== Material shown
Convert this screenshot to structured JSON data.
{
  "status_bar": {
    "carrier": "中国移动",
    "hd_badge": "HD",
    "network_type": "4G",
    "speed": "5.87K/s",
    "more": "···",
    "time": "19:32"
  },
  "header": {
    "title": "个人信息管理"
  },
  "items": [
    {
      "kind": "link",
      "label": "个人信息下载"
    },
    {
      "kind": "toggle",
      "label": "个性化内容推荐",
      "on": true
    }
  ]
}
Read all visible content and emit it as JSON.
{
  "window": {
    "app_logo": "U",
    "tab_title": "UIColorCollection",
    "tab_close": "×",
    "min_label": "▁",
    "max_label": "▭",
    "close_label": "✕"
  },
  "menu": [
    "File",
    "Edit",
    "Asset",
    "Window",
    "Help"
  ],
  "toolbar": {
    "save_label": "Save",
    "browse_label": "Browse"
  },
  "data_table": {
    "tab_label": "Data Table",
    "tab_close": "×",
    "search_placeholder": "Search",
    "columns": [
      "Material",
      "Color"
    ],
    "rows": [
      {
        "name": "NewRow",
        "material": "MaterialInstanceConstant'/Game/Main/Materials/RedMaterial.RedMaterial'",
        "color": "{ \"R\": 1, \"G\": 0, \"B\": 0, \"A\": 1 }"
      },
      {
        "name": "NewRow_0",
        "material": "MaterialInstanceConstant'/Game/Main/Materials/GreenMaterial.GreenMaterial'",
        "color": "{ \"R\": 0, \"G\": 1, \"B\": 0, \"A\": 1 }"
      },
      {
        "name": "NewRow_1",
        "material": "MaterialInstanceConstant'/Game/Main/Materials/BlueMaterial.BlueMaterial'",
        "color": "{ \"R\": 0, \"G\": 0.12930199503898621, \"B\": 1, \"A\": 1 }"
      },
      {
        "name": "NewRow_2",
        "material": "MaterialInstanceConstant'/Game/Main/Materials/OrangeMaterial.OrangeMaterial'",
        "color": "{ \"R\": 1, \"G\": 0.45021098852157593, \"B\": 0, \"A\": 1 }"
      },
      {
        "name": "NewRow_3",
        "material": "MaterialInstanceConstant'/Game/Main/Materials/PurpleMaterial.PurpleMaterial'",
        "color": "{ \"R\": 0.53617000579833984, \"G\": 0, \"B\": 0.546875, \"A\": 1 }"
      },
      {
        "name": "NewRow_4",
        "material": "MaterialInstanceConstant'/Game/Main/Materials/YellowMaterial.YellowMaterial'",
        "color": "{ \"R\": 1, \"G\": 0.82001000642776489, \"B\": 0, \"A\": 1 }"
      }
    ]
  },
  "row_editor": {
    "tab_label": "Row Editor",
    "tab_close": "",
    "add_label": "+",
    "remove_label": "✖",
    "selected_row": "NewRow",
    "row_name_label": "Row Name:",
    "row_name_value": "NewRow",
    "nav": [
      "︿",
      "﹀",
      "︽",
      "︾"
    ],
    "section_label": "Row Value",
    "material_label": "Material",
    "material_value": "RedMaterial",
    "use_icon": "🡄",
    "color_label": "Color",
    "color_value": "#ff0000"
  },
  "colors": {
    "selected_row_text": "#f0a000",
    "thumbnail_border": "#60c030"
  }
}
====
Required work —
The records above should be duplicated in full, exactly as given.

Problem solution —
Convert this screenshot to structured JSON data.
{
  "status_bar": {
    "carrier": "中国移动",
    "hd_badge": "HD",
    "network_type": "4G",
    "speed": "5.87K/s",
    "more": "···",
    "time": "19:32"
  },
  "header": {
    "title": "个人信息管理"
  },
  "items": [
    {
      "kind": "link",
      "label": "个人信息下载"
    },
    {
      "kind": "toggle",
      "label": "个性化内容推荐",
      "on": true
    }
  ]
}
Read all visible content and emit it as JSON.
{
  "window": {
    "app_logo": "U",
    "tab_title": "UIColorCollection",
    "tab_close": "×",
    "min_label": "▁",
    "max_label": "▭",
    "close_label": "✕"
  },
  "menu": [
    "File",
    "Edit",
    "Asset",
    "Window",
    "Help"
  ],
  "toolbar": {
    "save_label": "Save",
    "browse_label": "Browse"
  },
  "data_table": {
    "tab_label": "Data Table",
    "tab_close": "×",
    "search_placeholder": "Search",
    "columns": [
      "Material",
      "Color"
    ],
    "rows": [
      {
        "name": "NewRow",
        "material": "MaterialInstanceConstant'/Game/Main/Materials/RedMaterial.RedMaterial'",
        "color": "{ \"R\": 1, \"G\": 0, \"B\": 0, \"A\": 1 }"
      },
      {
        "name": "NewRow_0",
        "material": "MaterialInstanceConstant'/Game/Main/Materials/GreenMaterial.GreenMaterial'",
        "color": "{ \"R\": 0, \"G\": 1, \"B\": 0, \"A\": 1 }"
      },
      {
        "name": "NewRow_1",
        "material": "MaterialInstanceConstant'/Game/Main/Materials/BlueMaterial.BlueMaterial'",
        "color": "{ \"R\": 0, \"G\": 0.12930199503898621, \"B\": 1, \"A\": 1 }"
      },
      {
        "name": "NewRow_2",
        "material": "MaterialInstanceConstant'/Game/Main/Materials/OrangeMaterial.OrangeMaterial'",
        "color": "{ \"R\": 1, \"G\": 0.45021098852157593, \"B\": 0, \"A\": 1 }"
      },
      {
        "name": "NewRow_3",
        "material": "MaterialInstanceConstant'/Game/Main/Materials/PurpleMaterial.PurpleMaterial'",
        "color": "{ \"R\": 0.53617000579833984, \"G\": 0, \"B\": 0.546875, \"A\": 1 }"
      },
      {
        "name": "NewRow_4",
        "material": "MaterialInstanceConstant'/Game/Main/Materials/YellowMaterial.YellowMaterial'",
        "color": "{ \"R\": 1, \"G\": 0.82001000642776489, \"B\": 0, \"A\": 1 }"
      }
    ]
  },
  "row_editor": {
    "tab_label": "Row Editor",
    "tab_close": "",
    "add_label": "+",
    "remove_label": "✖",
    "selected_row": "NewRow",
    "row_name_label": "Row Name:",
    "row_name_value": "NewRow",
    "nav": [
      "︿",
      "﹀",
      "︽",
      "︾"
    ],
    "section_label": "Row Value",
    "material_label": "Material",
    "material_value": "RedMaterial",
    "use_icon": "🡄",
    "color_label": "Color",
    "color_value": "#ff0000"
  },
  "colors": {
    "selected_row_text": "#f0a000",
    "thumbnail_border": "#60c030"
  }
}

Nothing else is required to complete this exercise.